[Collected data]
* * * * *

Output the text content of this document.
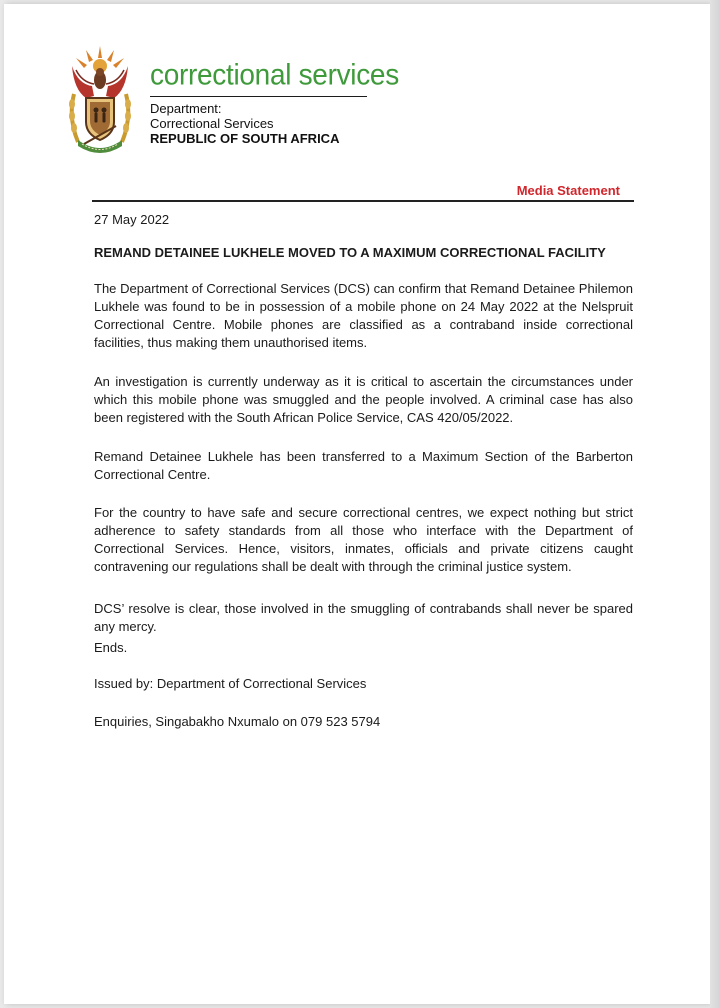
correctional services
Department:
Correctional Services
REPUBLIC OF SOUTH AFRICA
Media Statement
27 May 2022
REMAND DETAINEE LUKHELE MOVED TO A MAXIMUM CORRECTIONAL FACILITY
The Department of Correctional Services (DCS) can confirm that Remand Detainee Philemon Lukhele was found to be in possession of a mobile phone on 24 May 2022 at the Nelspruit Correctional Centre. Mobile phones are classified as a contraband inside correctional facilities, thus making them unauthorised items.
An investigation is currently underway as it is critical to ascertain the circumstances under which this mobile phone was smuggled and the people involved. A criminal case has also been registered with the South African Police Service, CAS 420/05/2022.
Remand Detainee Lukhele has been transferred to a Maximum Section of the Barberton Correctional Centre.
For the country to have safe and secure correctional centres, we expect nothing but strict adherence to safety standards from all those who interface with the Department of Correctional Services. Hence, visitors, inmates, officials and private citizens caught contravening our regulations shall be dealt with through the criminal justice system.
DCS’ resolve is clear, those involved in the smuggling of contrabands shall never be spared any mercy.
Ends.
Issued by: Department of Correctional Services
Enquiries, Singabakho Nxumalo on 079 523 5794
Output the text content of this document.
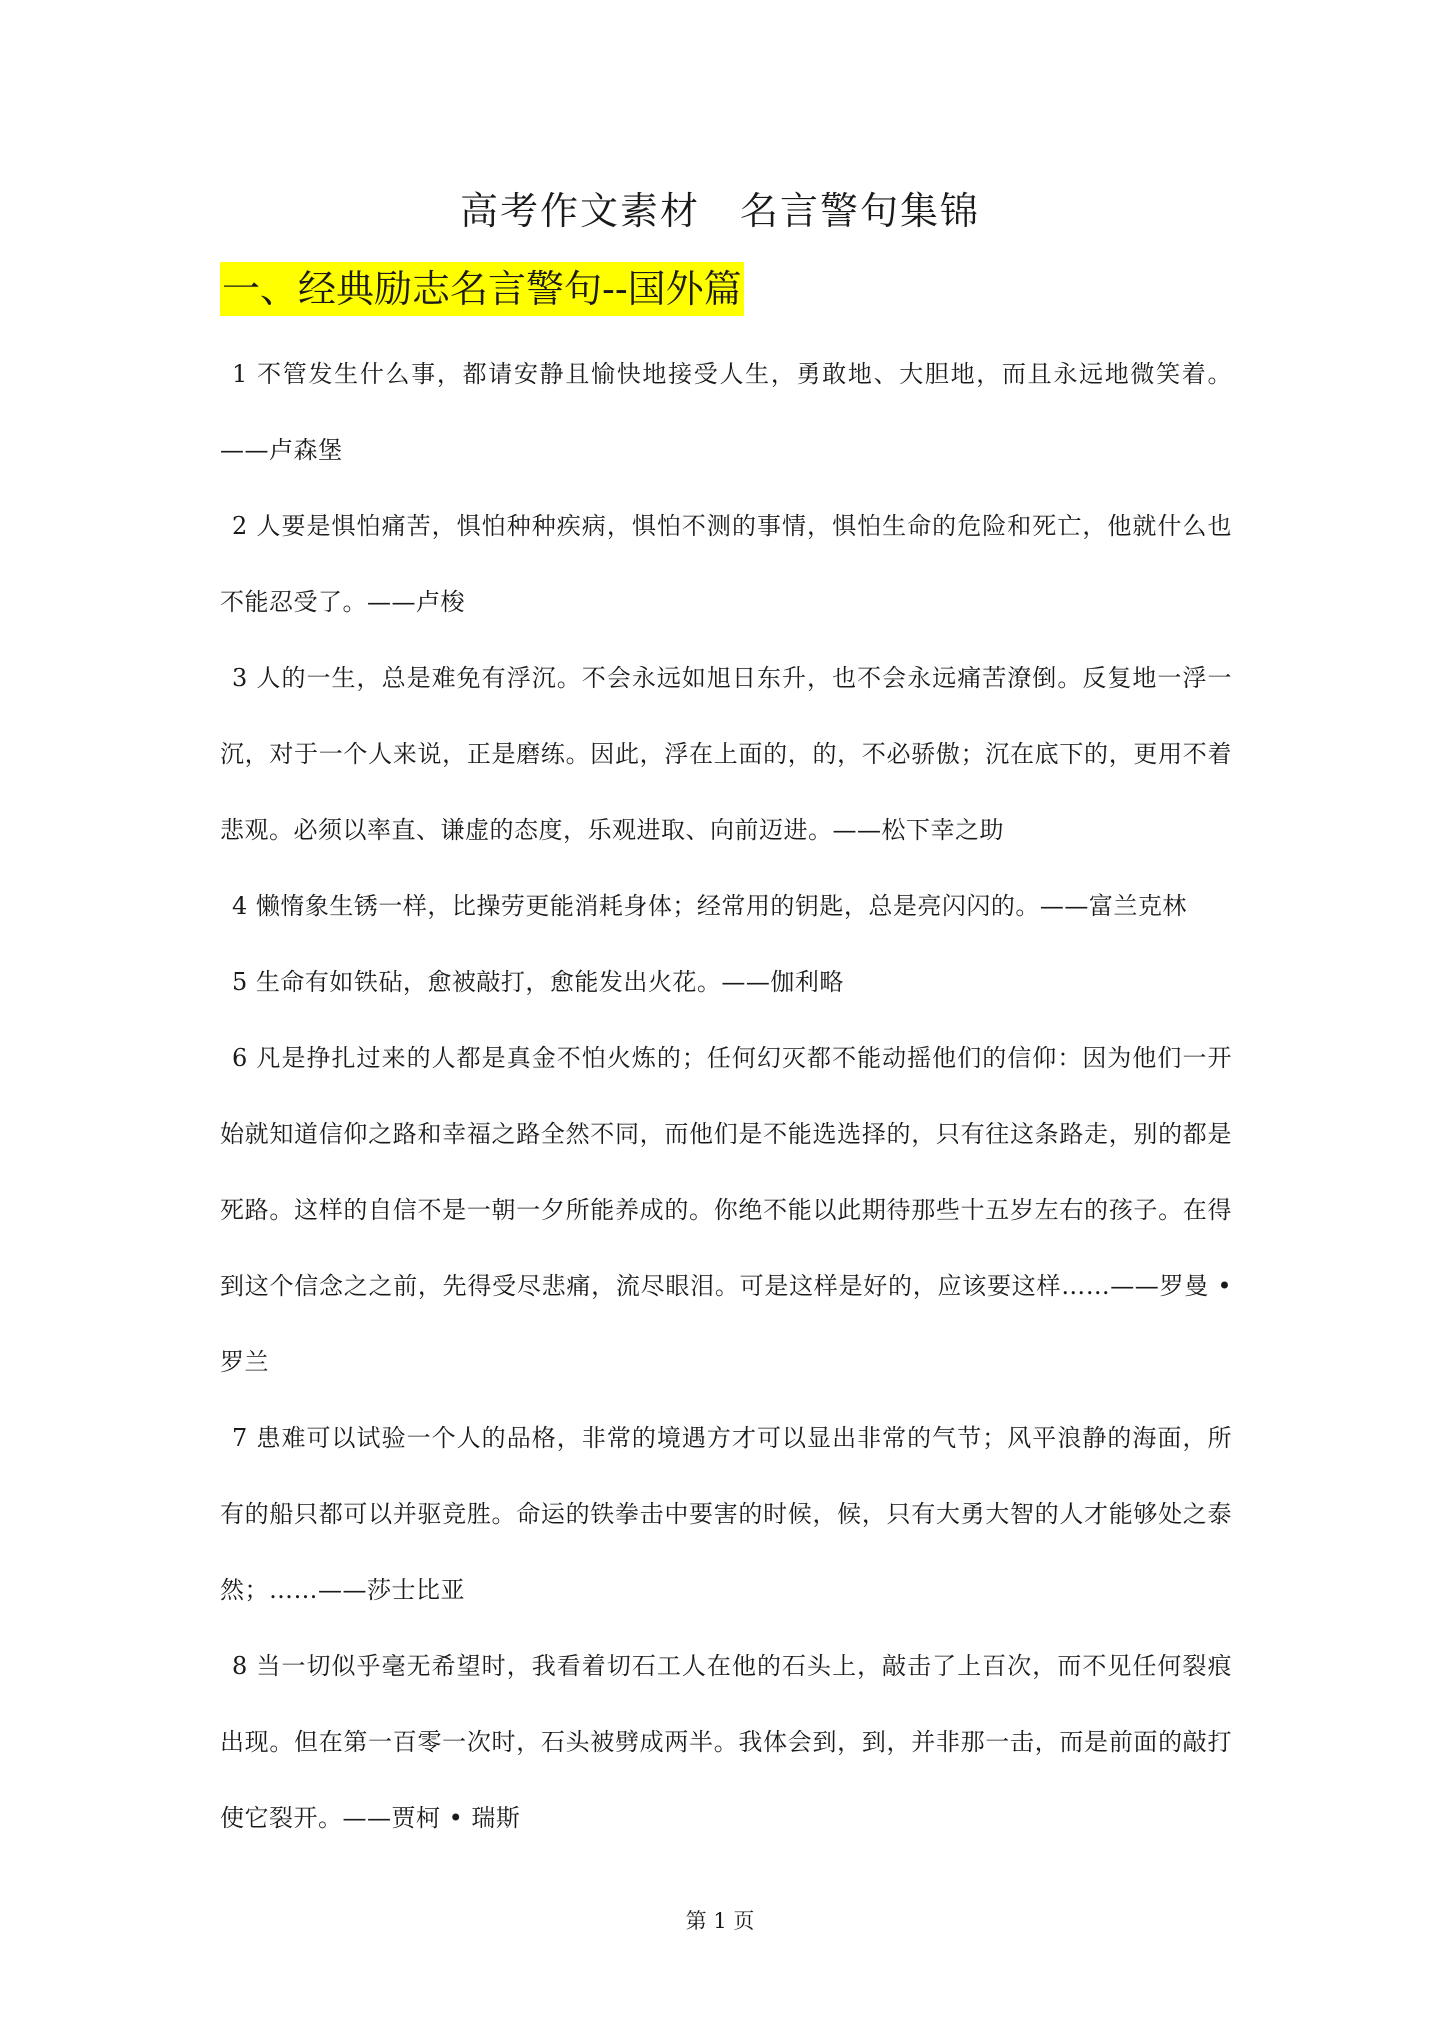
高考作文素材　名言警句集锦
一、经典励志名言警句--国外篇

1 不管发生什么事，都请安静且愉快地接受人生，勇敢地、大胆地，而且永远地微笑着。——卢森堡

2 人要是惧怕痛苦，惧怕种种疾病，惧怕不测的事情，惧怕生命的危险和死亡，他就什么也不能忍受了。——卢梭

3 人的一生，总是难免有浮沉。不会永远如旭日东升，也不会永远痛苦潦倒。反复地一浮一沉，对于一个人来说，正是磨练。因此，浮在上面的，的，不必骄傲；沉在底下的，更用不着悲观。必须以率直、谦虚的态度，乐观进取、向前迈进。——松下幸之助

4 懒惰象生锈一样，比操劳更能消耗身体；经常用的钥匙，总是亮闪闪的。——富兰克林

5 生命有如铁砧，愈被敲打，愈能发出火花。——伽利略

6 凡是挣扎过来的人都是真金不怕火炼的；任何幻灭都不能动摇他们的信仰：因为他们一开始就知道信仰之路和幸福之路全然不同，而他们是不能选选择的，只有往这条路走，别的都是死路。这样的自信不是一朝一夕所能养成的。你绝不能以此期待那些十五岁左右的孩子。在得到这个信念之之前，先得受尽悲痛，流尽眼泪。可是这样是好的，应该要这样……——罗曼 • 罗兰

7 患难可以试验一个人的品格，非常的境遇方才可以显出非常的气节；风平浪静的海面，所有的船只都可以并驱竞胜。命运的铁拳击中要害的时候，候，只有大勇大智的人才能够处之泰然；……——莎士比亚

8 当一切似乎毫无希望时，我看着切石工人在他的石头上，敲击了上百次，而不见任何裂痕出现。但在第一百零一次时，石头被劈成两半。我体会到，到，并非那一击，而是前面的敲打使它裂开。——贾柯 • 瑞斯

第 1 页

* * * * *

▸ **WRITTEN INSTRUCTION**
Transcribe the material exactly, keeping every word and none of the pictures.

▸ **FULL ANSWER**
Output the text content of this document.
correctional services
Department:
Correctional Services
REPUBLIC OF SOUTH AFRICA
Media Statement
27 May 2022
REMAND DETAINEE LUKHELE MOVED TO A MAXIMUM CORRECTIONAL FACILITY
The Department of Correctional Services (DCS) can confirm that Remand Detainee Philemon Lukhele was found to be in possession of a mobile phone on 24 May 2022 at the Nelspruit Correctional Centre. Mobile phones are classified as a contraband inside correctional facilities, thus making them unauthorised items.
An investigation is currently underway as it is critical to ascertain the circumstances under which this mobile phone was smuggled and the people involved. A criminal case has also been registered with the South African Police Service, CAS 420/05/2022.
Remand Detainee Lukhele has been transferred to a Maximum Section of the Barberton Correctional Centre.
For the country to have safe and secure correctional centres, we expect nothing but strict adherence to safety standards from all those who interface with the Department of Correctional Services. Hence, visitors, inmates, officials and private citizens caught contravening our regulations shall be dealt with through the criminal justice system.
DCS’ resolve is clear, those involved in the smuggling of contrabands shall never be spared any mercy.
Ends.
Issued by: Department of Correctional Services
Enquiries, Singabakho Nxumalo on 079 523 5794
Output the text content of this document.
高考作文素材　名言警句集锦
一、经典励志名言警句--国外篇

1 不管发生什么事，都请安静且愉快地接受人生，勇敢地、大胆地，而且永远地微笑着。——卢森堡

2 人要是惧怕痛苦，惧怕种种疾病，惧怕不测的事情，惧怕生命的危险和死亡，他就什么也不能忍受了。——卢梭

3 人的一生，总是难免有浮沉。不会永远如旭日东升，也不会永远痛苦潦倒。反复地一浮一沉，对于一个人来说，正是磨练。因此，浮在上面的，的，不必骄傲；沉在底下的，更用不着悲观。必须以率直、谦虚的态度，乐观进取、向前迈进。——松下幸之助

4 懒惰象生锈一样，比操劳更能消耗身体；经常用的钥匙，总是亮闪闪的。——富兰克林

5 生命有如铁砧，愈被敲打，愈能发出火花。——伽利略

6 凡是挣扎过来的人都是真金不怕火炼的；任何幻灭都不能动摇他们的信仰：因为他们一开始就知道信仰之路和幸福之路全然不同，而他们是不能选选择的，只有往这条路走，别的都是死路。这样的自信不是一朝一夕所能养成的。你绝不能以此期待那些十五岁左右的孩子。在得到这个信念之之前，先得受尽悲痛，流尽眼泪。可是这样是好的，应该要这样……——罗曼 • 罗兰

7 患难可以试验一个人的品格，非常的境遇方才可以显出非常的气节；风平浪静的海面，所有的船只都可以并驱竞胜。命运的铁拳击中要害的时候，候，只有大勇大智的人才能够处之泰然；……——莎士比亚

8 当一切似乎毫无希望时，我看着切石工人在他的石头上，敲击了上百次，而不见任何裂痕出现。但在第一百零一次时，石头被劈成两半。我体会到，到，并非那一击，而是前面的敲打使它裂开。——贾柯 • 瑞斯

第 1 页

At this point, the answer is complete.